▶ **Input records**
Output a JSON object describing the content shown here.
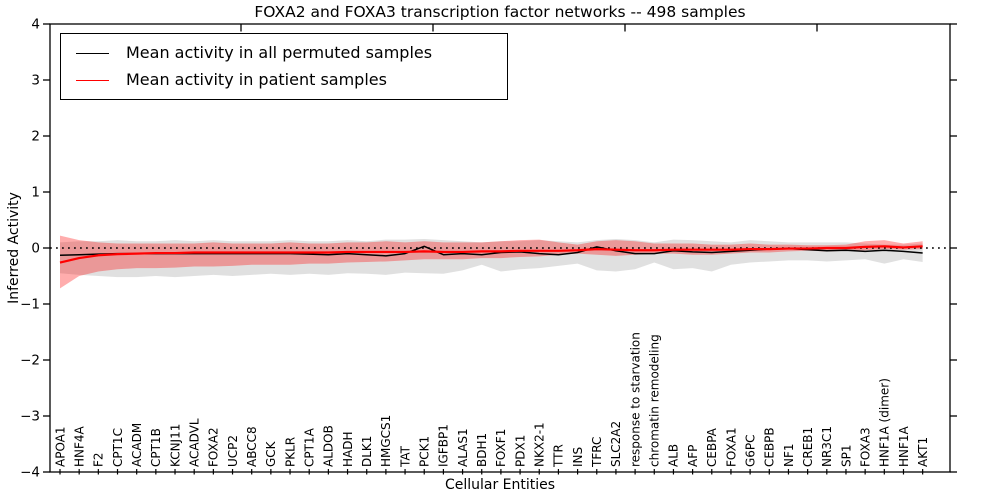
{
  "chart_data": {
    "type": "line",
    "title": "FOXA2 and FOXA3 transcription factor networks -- 498 samples",
    "xlabel": "Cellular Entities",
    "ylabel": "Inferred Activity",
    "ylim": [
      -4,
      4
    ],
    "yticks": [
      -4,
      -3,
      -2,
      -1,
      0,
      1,
      2,
      3,
      4
    ],
    "grid": false,
    "legend_position": "upper left",
    "zero_reference_line": true,
    "categories": [
      "APOA1",
      "HNF4A",
      "F2",
      "CPT1C",
      "ACADM",
      "CPT1B",
      "KCNJ11",
      "ACADVL",
      "FOXA2",
      "UCP2",
      "ABCC8",
      "GCK",
      "PKLR",
      "CPT1A",
      "ALDOB",
      "HADH",
      "DLK1",
      "HMGCS1",
      "TAT",
      "PCK1",
      "IGFBP1",
      "ALAS1",
      "BDH1",
      "FOXF1",
      "PDX1",
      "NKX2-1",
      "TTR",
      "INS",
      "TFRC",
      "SLC2A2",
      "response to starvation",
      "chromatin remodeling",
      "ALB",
      "AFP",
      "CEBPA",
      "FOXA1",
      "G6PC",
      "CEBPB",
      "NF1",
      "CREB1",
      "NR3C1",
      "SP1",
      "FOXA3",
      "HNF1A (dimer)",
      "HNF1A",
      "AKT1"
    ],
    "series": [
      {
        "name": "Mean activity in all permuted samples",
        "color": "#000000",
        "band_fill": "rgba(0,0,0,0.12)",
        "values": [
          -0.13,
          -0.12,
          -0.11,
          -0.1,
          -0.1,
          -0.1,
          -0.1,
          -0.1,
          -0.1,
          -0.1,
          -0.1,
          -0.1,
          -0.1,
          -0.11,
          -0.12,
          -0.1,
          -0.12,
          -0.14,
          -0.1,
          0.03,
          -0.12,
          -0.1,
          -0.12,
          -0.08,
          -0.07,
          -0.1,
          -0.12,
          -0.08,
          0.02,
          -0.05,
          -0.1,
          -0.1,
          -0.05,
          -0.07,
          -0.08,
          -0.06,
          -0.04,
          -0.02,
          -0.01,
          -0.03,
          -0.05,
          -0.04,
          -0.06,
          -0.04,
          -0.06,
          -0.09
        ],
        "band_upper": [
          0.1,
          0.12,
          0.12,
          0.14,
          0.12,
          0.12,
          0.14,
          0.12,
          0.14,
          0.12,
          0.12,
          0.12,
          0.14,
          0.12,
          0.12,
          0.14,
          0.12,
          0.15,
          0.15,
          0.16,
          0.14,
          0.12,
          0.1,
          0.12,
          0.12,
          0.14,
          0.12,
          0.1,
          0.14,
          0.16,
          0.14,
          0.1,
          0.15,
          0.14,
          0.12,
          0.1,
          0.14,
          0.12,
          0.1,
          0.1,
          0.1,
          0.1,
          0.08,
          0.06,
          0.06,
          0.08
        ],
        "band_lower": [
          -0.45,
          -0.48,
          -0.5,
          -0.52,
          -0.52,
          -0.5,
          -0.52,
          -0.5,
          -0.48,
          -0.5,
          -0.48,
          -0.46,
          -0.48,
          -0.46,
          -0.48,
          -0.45,
          -0.46,
          -0.48,
          -0.44,
          -0.45,
          -0.46,
          -0.4,
          -0.3,
          -0.42,
          -0.38,
          -0.36,
          -0.32,
          -0.28,
          -0.4,
          -0.42,
          -0.38,
          -0.26,
          -0.38,
          -0.36,
          -0.42,
          -0.3,
          -0.26,
          -0.24,
          -0.22,
          -0.22,
          -0.24,
          -0.22,
          -0.2,
          -0.28,
          -0.2,
          -0.25
        ]
      },
      {
        "name": "Mean activity in patient samples",
        "color": "#ff0000",
        "band_fill": "rgba(255,0,0,0.32)",
        "values": [
          -0.26,
          -0.18,
          -0.13,
          -0.11,
          -0.1,
          -0.09,
          -0.09,
          -0.08,
          -0.08,
          -0.08,
          -0.08,
          -0.08,
          -0.08,
          -0.08,
          -0.08,
          -0.07,
          -0.07,
          -0.07,
          -0.07,
          -0.06,
          -0.07,
          -0.07,
          -0.06,
          -0.06,
          -0.05,
          -0.05,
          -0.05,
          -0.04,
          -0.02,
          -0.03,
          -0.04,
          -0.04,
          -0.03,
          -0.03,
          -0.03,
          -0.03,
          -0.02,
          -0.02,
          -0.01,
          -0.01,
          0.0,
          0.0,
          0.02,
          0.03,
          0.01,
          0.03
        ],
        "band_upper": [
          0.22,
          0.14,
          0.1,
          0.08,
          0.08,
          0.08,
          0.08,
          0.08,
          0.1,
          0.08,
          0.08,
          0.08,
          0.1,
          0.08,
          0.08,
          0.1,
          0.1,
          0.12,
          0.1,
          0.12,
          0.1,
          0.1,
          0.1,
          0.12,
          0.14,
          0.15,
          0.1,
          0.06,
          0.12,
          0.14,
          0.12,
          0.08,
          0.08,
          0.08,
          0.06,
          0.06,
          0.08,
          0.06,
          0.06,
          0.05,
          0.05,
          0.06,
          0.12,
          0.14,
          0.08,
          0.12
        ],
        "band_lower": [
          -0.72,
          -0.5,
          -0.42,
          -0.38,
          -0.36,
          -0.36,
          -0.35,
          -0.33,
          -0.33,
          -0.32,
          -0.3,
          -0.3,
          -0.3,
          -0.28,
          -0.28,
          -0.26,
          -0.25,
          -0.24,
          -0.22,
          -0.2,
          -0.2,
          -0.2,
          -0.18,
          -0.18,
          -0.16,
          -0.15,
          -0.12,
          -0.1,
          -0.12,
          -0.14,
          -0.12,
          -0.1,
          -0.1,
          -0.12,
          -0.12,
          -0.1,
          -0.08,
          -0.08,
          -0.06,
          -0.05,
          -0.06,
          -0.05,
          -0.04,
          -0.02,
          -0.03,
          -0.02
        ]
      }
    ]
  },
  "legend": {
    "entries": [
      {
        "label": "Mean activity in all permuted samples",
        "color": "#000000"
      },
      {
        "label": "Mean activity in patient samples",
        "color": "#ff0000"
      }
    ]
  }
}
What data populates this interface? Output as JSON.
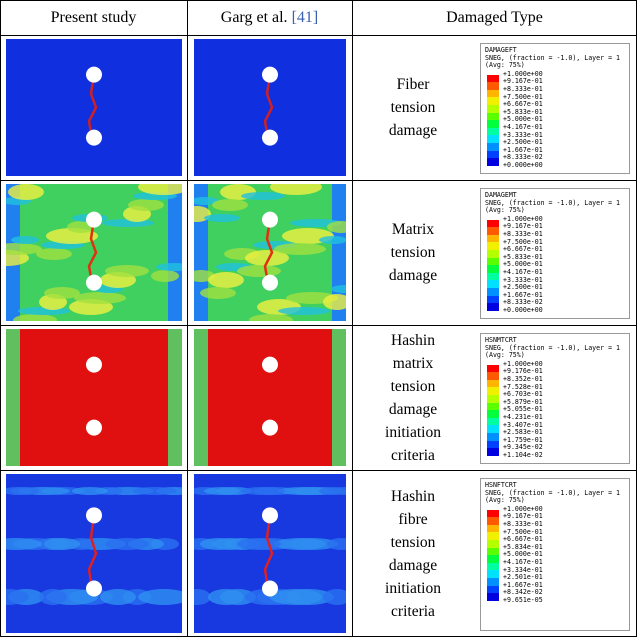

▶ **Given request**
Copy every record above exactly as written, but leave out the pictures.

▶ **Exercise answer**
Output a JSON object describing the content shown here.
{
  "chart_data": {
    "type": "line",
    "title": "FOXA2 and FOXA3 transcription factor networks -- 498 samples",
    "xlabel": "Cellular Entities",
    "ylabel": "Inferred Activity",
    "ylim": [
      -4,
      4
    ],
    "yticks": [
      -4,
      -3,
      -2,
      -1,
      0,
      1,
      2,
      3,
      4
    ],
    "grid": false,
    "legend_position": "upper left",
    "zero_reference_line": true,
    "categories": [
      "APOA1",
      "HNF4A",
      "F2",
      "CPT1C",
      "ACADM",
      "CPT1B",
      "KCNJ11",
      "ACADVL",
      "FOXA2",
      "UCP2",
      "ABCC8",
      "GCK",
      "PKLR",
      "CPT1A",
      "ALDOB",
      "HADH",
      "DLK1",
      "HMGCS1",
      "TAT",
      "PCK1",
      "IGFBP1",
      "ALAS1",
      "BDH1",
      "FOXF1",
      "PDX1",
      "NKX2-1",
      "TTR",
      "INS",
      "TFRC",
      "SLC2A2",
      "response to starvation",
      "chromatin remodeling",
      "ALB",
      "AFP",
      "CEBPA",
      "FOXA1",
      "G6PC",
      "CEBPB",
      "NF1",
      "CREB1",
      "NR3C1",
      "SP1",
      "FOXA3",
      "HNF1A (dimer)",
      "HNF1A",
      "AKT1"
    ],
    "series": [
      {
        "name": "Mean activity in all permuted samples",
        "color": "#000000",
        "band_fill": "rgba(0,0,0,0.12)",
        "values": [
          -0.13,
          -0.12,
          -0.11,
          -0.1,
          -0.1,
          -0.1,
          -0.1,
          -0.1,
          -0.1,
          -0.1,
          -0.1,
          -0.1,
          -0.1,
          -0.11,
          -0.12,
          -0.1,
          -0.12,
          -0.14,
          -0.1,
          0.03,
          -0.12,
          -0.1,
          -0.12,
          -0.08,
          -0.07,
          -0.1,
          -0.12,
          -0.08,
          0.02,
          -0.05,
          -0.1,
          -0.1,
          -0.05,
          -0.07,
          -0.08,
          -0.06,
          -0.04,
          -0.02,
          -0.01,
          -0.03,
          -0.05,
          -0.04,
          -0.06,
          -0.04,
          -0.06,
          -0.09
        ],
        "band_upper": [
          0.1,
          0.12,
          0.12,
          0.14,
          0.12,
          0.12,
          0.14,
          0.12,
          0.14,
          0.12,
          0.12,
          0.12,
          0.14,
          0.12,
          0.12,
          0.14,
          0.12,
          0.15,
          0.15,
          0.16,
          0.14,
          0.12,
          0.1,
          0.12,
          0.12,
          0.14,
          0.12,
          0.1,
          0.14,
          0.16,
          0.14,
          0.1,
          0.15,
          0.14,
          0.12,
          0.1,
          0.14,
          0.12,
          0.1,
          0.1,
          0.1,
          0.1,
          0.08,
          0.06,
          0.06,
          0.08
        ],
        "band_lower": [
          -0.45,
          -0.48,
          -0.5,
          -0.52,
          -0.52,
          -0.5,
          -0.52,
          -0.5,
          -0.48,
          -0.5,
          -0.48,
          -0.46,
          -0.48,
          -0.46,
          -0.48,
          -0.45,
          -0.46,
          -0.48,
          -0.44,
          -0.45,
          -0.46,
          -0.4,
          -0.3,
          -0.42,
          -0.38,
          -0.36,
          -0.32,
          -0.28,
          -0.4,
          -0.42,
          -0.38,
          -0.26,
          -0.38,
          -0.36,
          -0.42,
          -0.3,
          -0.26,
          -0.24,
          -0.22,
          -0.22,
          -0.24,
          -0.22,
          -0.2,
          -0.28,
          -0.2,
          -0.25
        ]
      },
      {
        "name": "Mean activity in patient samples",
        "color": "#ff0000",
        "band_fill": "rgba(255,0,0,0.32)",
        "values": [
          -0.26,
          -0.18,
          -0.13,
          -0.11,
          -0.1,
          -0.09,
          -0.09,
          -0.08,
          -0.08,
          -0.08,
          -0.08,
          -0.08,
          -0.08,
          -0.08,
          -0.08,
          -0.07,
          -0.07,
          -0.07,
          -0.07,
          -0.06,
          -0.07,
          -0.07,
          -0.06,
          -0.06,
          -0.05,
          -0.05,
          -0.05,
          -0.04,
          -0.02,
          -0.03,
          -0.04,
          -0.04,
          -0.03,
          -0.03,
          -0.03,
          -0.03,
          -0.02,
          -0.02,
          -0.01,
          -0.01,
          0.0,
          0.0,
          0.02,
          0.03,
          0.01,
          0.03
        ],
        "band_upper": [
          0.22,
          0.14,
          0.1,
          0.08,
          0.08,
          0.08,
          0.08,
          0.08,
          0.1,
          0.08,
          0.08,
          0.08,
          0.1,
          0.08,
          0.08,
          0.1,
          0.1,
          0.12,
          0.1,
          0.12,
          0.1,
          0.1,
          0.1,
          0.12,
          0.14,
          0.15,
          0.1,
          0.06,
          0.12,
          0.14,
          0.12,
          0.08,
          0.08,
          0.08,
          0.06,
          0.06,
          0.08,
          0.06,
          0.06,
          0.05,
          0.05,
          0.06,
          0.12,
          0.14,
          0.08,
          0.12
        ],
        "band_lower": [
          -0.72,
          -0.5,
          -0.42,
          -0.38,
          -0.36,
          -0.36,
          -0.35,
          -0.33,
          -0.33,
          -0.32,
          -0.3,
          -0.3,
          -0.3,
          -0.28,
          -0.28,
          -0.26,
          -0.25,
          -0.24,
          -0.22,
          -0.2,
          -0.2,
          -0.2,
          -0.18,
          -0.18,
          -0.16,
          -0.15,
          -0.12,
          -0.1,
          -0.12,
          -0.14,
          -0.12,
          -0.1,
          -0.1,
          -0.12,
          -0.12,
          -0.1,
          -0.08,
          -0.08,
          -0.06,
          -0.05,
          -0.06,
          -0.05,
          -0.04,
          -0.02,
          -0.03,
          -0.02
        ]
      }
    ]
  },
  "legend": {
    "entries": [
      {
        "label": "Mean activity in all permuted samples",
        "color": "#000000"
      },
      {
        "label": "Mean activity in patient samples",
        "color": "#ff0000"
      }
    ]
  }
}
What data populates this interface? Output as JSON.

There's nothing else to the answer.